THE PROBLEM
For the records that follow, return only the count of lines containing the string "label".

────────────────────

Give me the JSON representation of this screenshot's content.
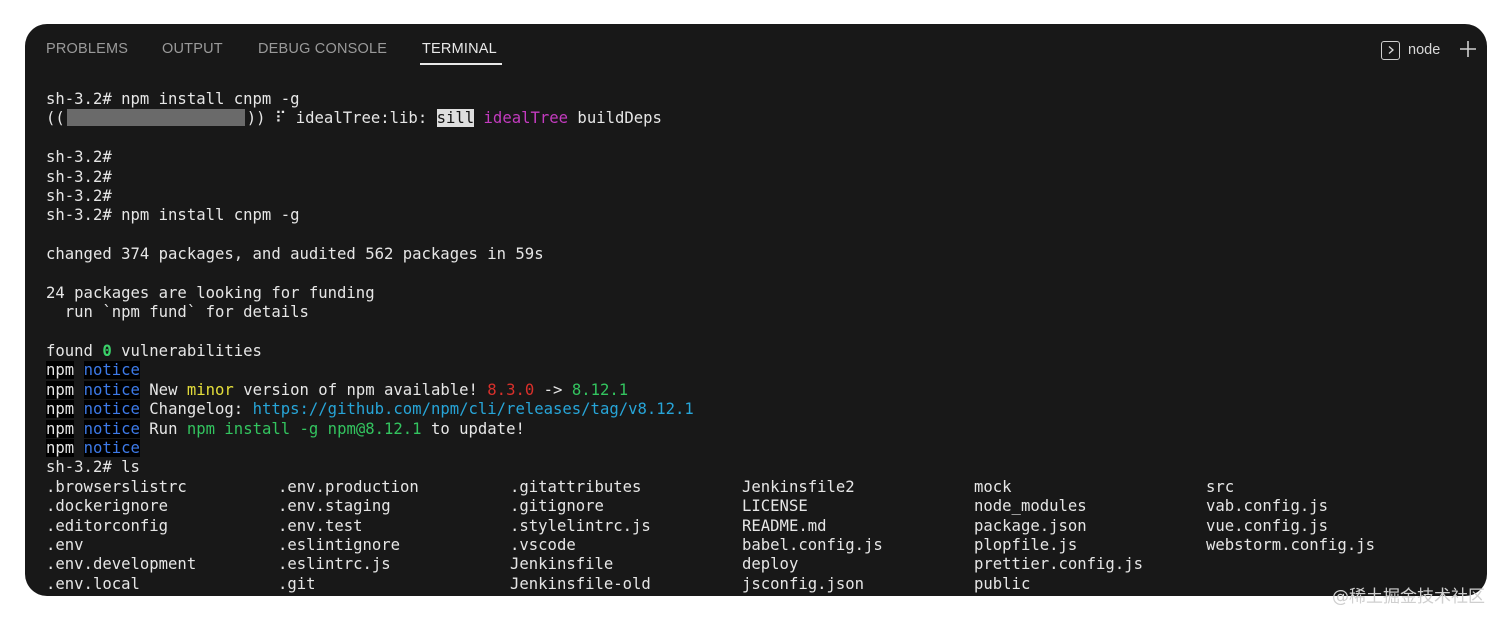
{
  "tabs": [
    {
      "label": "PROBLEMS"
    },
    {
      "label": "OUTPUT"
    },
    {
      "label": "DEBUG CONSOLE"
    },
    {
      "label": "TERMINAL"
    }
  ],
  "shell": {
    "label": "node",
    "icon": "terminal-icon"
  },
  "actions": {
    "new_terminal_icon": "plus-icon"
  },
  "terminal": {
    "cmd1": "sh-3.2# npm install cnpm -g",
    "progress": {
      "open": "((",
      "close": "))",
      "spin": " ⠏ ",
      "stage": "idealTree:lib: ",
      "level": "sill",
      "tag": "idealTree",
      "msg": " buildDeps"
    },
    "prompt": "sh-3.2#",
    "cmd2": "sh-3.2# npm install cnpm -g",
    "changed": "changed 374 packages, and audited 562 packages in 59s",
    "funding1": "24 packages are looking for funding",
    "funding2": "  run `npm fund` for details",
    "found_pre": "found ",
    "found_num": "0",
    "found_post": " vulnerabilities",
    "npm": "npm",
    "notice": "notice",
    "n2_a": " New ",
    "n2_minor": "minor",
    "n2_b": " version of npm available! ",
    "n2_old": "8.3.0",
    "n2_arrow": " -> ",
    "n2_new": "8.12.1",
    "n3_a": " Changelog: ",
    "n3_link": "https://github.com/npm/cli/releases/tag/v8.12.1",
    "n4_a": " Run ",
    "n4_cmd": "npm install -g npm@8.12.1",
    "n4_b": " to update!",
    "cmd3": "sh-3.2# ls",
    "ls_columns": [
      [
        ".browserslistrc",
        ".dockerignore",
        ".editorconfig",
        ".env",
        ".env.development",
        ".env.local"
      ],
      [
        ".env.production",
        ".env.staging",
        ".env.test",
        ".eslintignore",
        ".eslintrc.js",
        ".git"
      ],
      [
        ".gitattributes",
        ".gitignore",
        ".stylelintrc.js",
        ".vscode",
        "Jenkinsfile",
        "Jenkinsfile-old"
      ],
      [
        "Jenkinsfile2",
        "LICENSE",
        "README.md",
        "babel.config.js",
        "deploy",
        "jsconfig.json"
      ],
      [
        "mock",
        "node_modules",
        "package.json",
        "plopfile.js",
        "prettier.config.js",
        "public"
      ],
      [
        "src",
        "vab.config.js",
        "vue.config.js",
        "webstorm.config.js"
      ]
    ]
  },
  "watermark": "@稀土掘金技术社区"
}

────────────────────

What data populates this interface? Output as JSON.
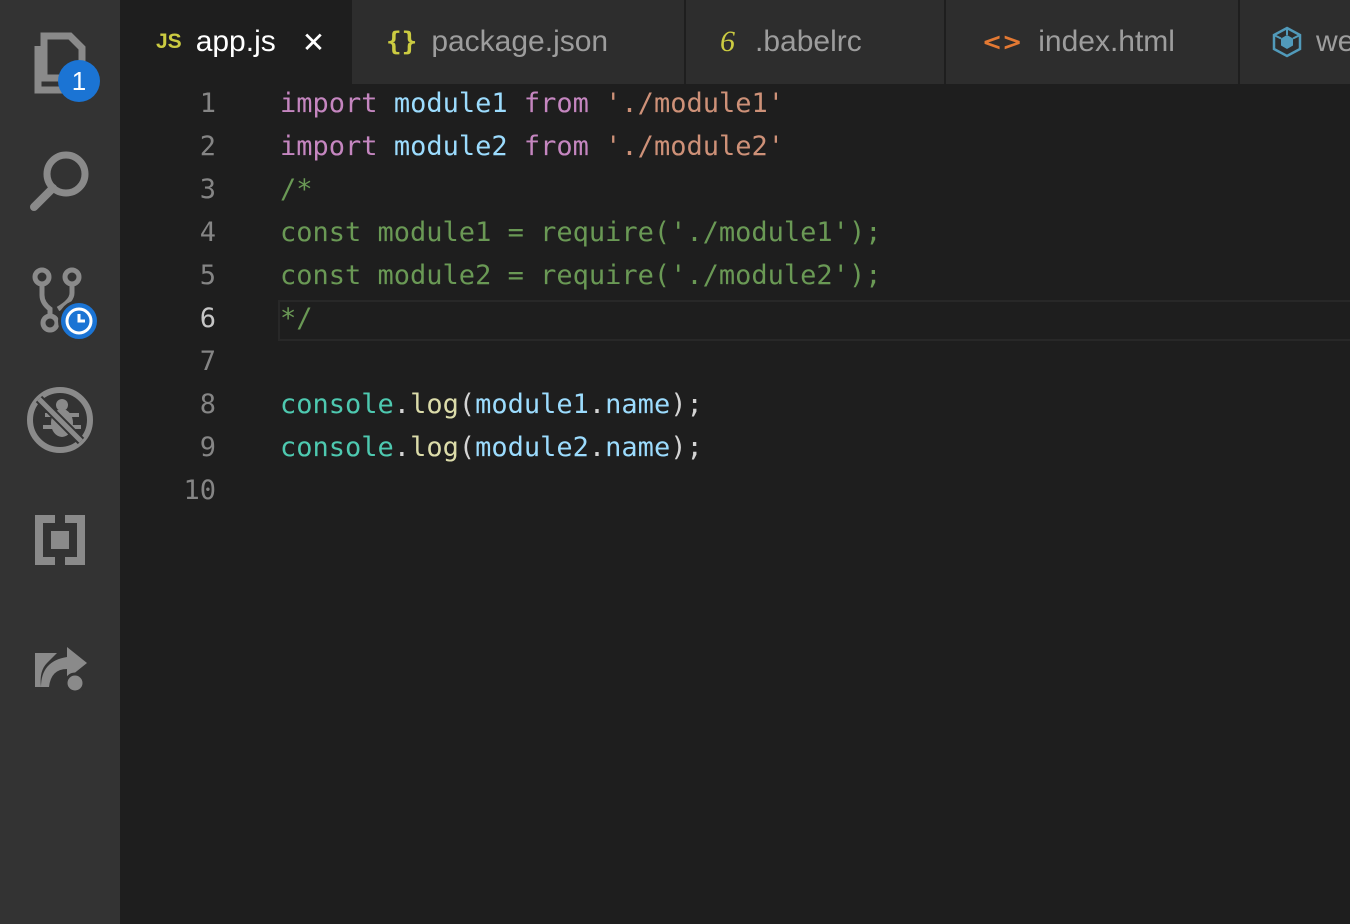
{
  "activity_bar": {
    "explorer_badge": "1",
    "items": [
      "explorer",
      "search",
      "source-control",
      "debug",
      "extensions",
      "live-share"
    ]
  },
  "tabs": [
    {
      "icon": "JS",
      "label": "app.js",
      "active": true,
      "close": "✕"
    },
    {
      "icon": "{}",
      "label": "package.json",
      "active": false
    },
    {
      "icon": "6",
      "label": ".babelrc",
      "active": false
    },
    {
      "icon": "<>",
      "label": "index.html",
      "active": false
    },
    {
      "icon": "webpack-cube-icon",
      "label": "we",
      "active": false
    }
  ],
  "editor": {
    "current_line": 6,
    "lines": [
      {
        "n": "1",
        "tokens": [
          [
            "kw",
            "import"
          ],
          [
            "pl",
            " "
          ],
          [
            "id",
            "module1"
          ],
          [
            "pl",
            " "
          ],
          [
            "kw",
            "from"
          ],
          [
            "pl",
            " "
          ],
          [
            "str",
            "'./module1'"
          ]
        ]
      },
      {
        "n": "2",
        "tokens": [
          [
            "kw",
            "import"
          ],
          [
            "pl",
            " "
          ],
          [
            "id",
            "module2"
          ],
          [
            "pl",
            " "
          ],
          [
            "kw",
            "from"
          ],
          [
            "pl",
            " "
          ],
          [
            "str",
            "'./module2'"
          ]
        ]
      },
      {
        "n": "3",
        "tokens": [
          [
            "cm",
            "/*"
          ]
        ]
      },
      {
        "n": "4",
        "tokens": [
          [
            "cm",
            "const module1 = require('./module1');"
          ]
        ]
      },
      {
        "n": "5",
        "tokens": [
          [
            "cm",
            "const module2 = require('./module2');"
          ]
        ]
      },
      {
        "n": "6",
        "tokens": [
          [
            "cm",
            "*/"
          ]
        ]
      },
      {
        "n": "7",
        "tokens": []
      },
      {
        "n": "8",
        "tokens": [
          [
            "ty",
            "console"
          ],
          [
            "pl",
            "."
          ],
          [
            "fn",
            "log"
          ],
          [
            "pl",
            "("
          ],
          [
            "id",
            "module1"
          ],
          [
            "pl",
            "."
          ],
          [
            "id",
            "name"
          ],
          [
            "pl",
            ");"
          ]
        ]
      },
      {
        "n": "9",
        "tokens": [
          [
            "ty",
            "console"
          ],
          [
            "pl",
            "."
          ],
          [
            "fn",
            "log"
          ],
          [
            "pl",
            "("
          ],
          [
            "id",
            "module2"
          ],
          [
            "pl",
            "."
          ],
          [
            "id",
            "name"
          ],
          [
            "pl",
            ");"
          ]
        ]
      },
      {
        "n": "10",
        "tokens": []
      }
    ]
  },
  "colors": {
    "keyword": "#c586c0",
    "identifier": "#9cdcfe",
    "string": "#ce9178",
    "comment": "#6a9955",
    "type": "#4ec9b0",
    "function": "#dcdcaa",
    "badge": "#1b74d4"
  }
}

────────────────────

TASK RESPONSE
10